◆ **SHORT PROBLEM**
Copy whichever lines contain the string "screenshot".

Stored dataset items
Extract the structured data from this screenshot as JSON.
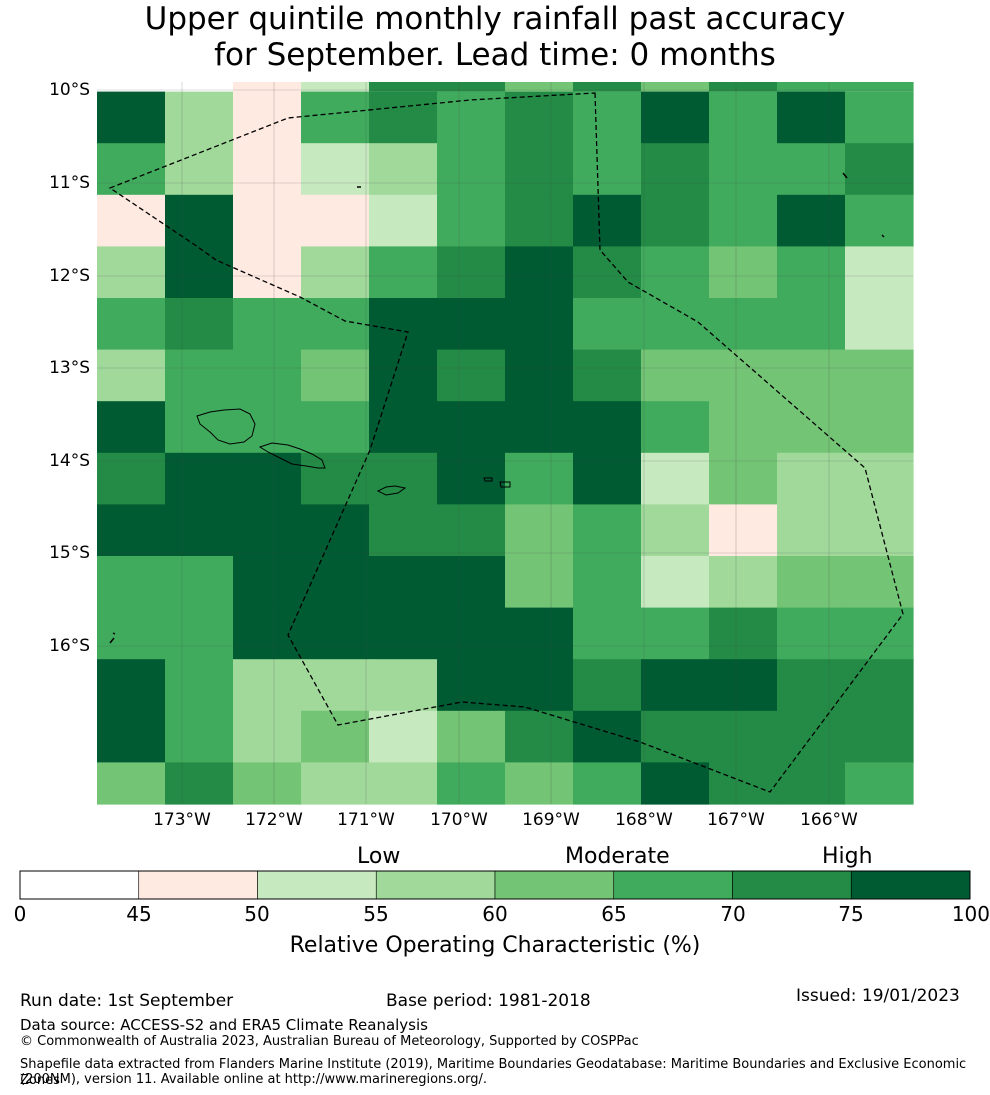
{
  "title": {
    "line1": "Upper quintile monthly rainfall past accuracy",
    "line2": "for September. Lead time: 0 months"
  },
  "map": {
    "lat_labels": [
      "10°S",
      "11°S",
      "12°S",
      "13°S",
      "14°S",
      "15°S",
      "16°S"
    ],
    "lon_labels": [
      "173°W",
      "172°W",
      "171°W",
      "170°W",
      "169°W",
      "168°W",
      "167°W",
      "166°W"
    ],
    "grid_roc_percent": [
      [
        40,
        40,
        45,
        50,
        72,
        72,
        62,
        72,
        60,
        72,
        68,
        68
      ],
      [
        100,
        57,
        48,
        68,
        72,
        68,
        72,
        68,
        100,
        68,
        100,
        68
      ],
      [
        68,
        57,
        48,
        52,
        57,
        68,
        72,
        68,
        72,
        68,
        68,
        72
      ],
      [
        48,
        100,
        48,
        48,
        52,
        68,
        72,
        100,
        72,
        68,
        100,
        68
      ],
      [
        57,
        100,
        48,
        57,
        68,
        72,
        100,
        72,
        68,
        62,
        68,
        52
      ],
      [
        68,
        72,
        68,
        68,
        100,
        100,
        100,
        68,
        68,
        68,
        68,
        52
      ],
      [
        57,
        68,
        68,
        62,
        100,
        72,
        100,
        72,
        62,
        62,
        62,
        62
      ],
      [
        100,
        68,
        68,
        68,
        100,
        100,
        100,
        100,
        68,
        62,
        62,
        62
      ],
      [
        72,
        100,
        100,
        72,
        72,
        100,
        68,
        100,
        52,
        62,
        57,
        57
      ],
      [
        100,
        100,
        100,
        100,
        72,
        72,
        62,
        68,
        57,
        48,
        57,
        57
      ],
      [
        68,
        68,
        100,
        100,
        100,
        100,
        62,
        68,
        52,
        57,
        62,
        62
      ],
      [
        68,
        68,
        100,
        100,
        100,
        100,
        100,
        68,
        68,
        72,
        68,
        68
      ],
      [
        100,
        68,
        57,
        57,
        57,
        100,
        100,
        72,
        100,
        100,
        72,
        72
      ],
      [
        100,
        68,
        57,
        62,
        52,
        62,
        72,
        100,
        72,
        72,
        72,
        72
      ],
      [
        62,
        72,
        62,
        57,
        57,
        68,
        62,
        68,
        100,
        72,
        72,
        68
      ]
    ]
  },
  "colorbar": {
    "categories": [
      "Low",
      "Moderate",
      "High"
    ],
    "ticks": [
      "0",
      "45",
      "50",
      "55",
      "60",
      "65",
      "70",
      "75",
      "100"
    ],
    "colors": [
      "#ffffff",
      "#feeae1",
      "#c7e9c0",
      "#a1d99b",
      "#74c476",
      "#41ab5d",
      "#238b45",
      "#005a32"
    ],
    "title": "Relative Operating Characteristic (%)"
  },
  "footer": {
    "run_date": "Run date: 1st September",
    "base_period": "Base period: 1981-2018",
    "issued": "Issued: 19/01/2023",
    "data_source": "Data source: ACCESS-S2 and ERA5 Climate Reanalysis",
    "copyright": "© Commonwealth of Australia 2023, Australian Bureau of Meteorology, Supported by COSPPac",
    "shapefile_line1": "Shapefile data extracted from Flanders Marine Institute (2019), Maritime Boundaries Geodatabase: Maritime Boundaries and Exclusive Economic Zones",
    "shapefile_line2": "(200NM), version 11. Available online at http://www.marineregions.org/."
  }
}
* * *
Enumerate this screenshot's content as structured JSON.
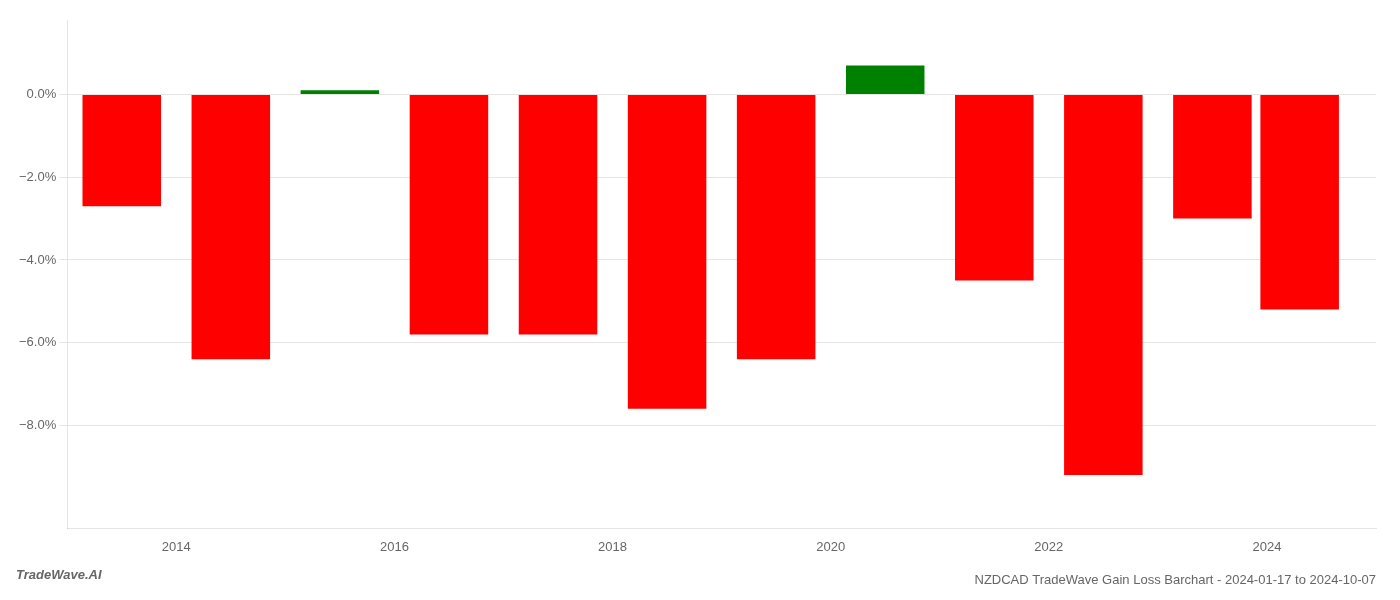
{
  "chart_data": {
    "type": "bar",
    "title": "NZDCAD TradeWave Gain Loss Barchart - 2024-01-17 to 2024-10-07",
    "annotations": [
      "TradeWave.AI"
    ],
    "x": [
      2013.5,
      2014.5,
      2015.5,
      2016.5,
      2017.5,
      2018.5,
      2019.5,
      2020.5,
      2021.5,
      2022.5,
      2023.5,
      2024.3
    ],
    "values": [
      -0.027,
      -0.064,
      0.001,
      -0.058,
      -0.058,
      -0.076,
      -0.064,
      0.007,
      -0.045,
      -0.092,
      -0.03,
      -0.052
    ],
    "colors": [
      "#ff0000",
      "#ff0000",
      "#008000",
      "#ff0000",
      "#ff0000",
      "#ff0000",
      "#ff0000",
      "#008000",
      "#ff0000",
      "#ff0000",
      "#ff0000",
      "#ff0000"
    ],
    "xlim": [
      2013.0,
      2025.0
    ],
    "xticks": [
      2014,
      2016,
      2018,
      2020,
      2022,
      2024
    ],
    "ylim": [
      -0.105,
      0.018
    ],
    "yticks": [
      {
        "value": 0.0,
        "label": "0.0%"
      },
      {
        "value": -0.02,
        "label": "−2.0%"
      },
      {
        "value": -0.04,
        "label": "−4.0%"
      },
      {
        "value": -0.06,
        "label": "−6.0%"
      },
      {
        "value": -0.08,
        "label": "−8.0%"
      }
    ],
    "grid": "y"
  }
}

◆ **RESPONSE TO THE EXERCISE**
Extract the structured data from this screenshot as JSON.
Enumerate this screenshot's content as structured JSON.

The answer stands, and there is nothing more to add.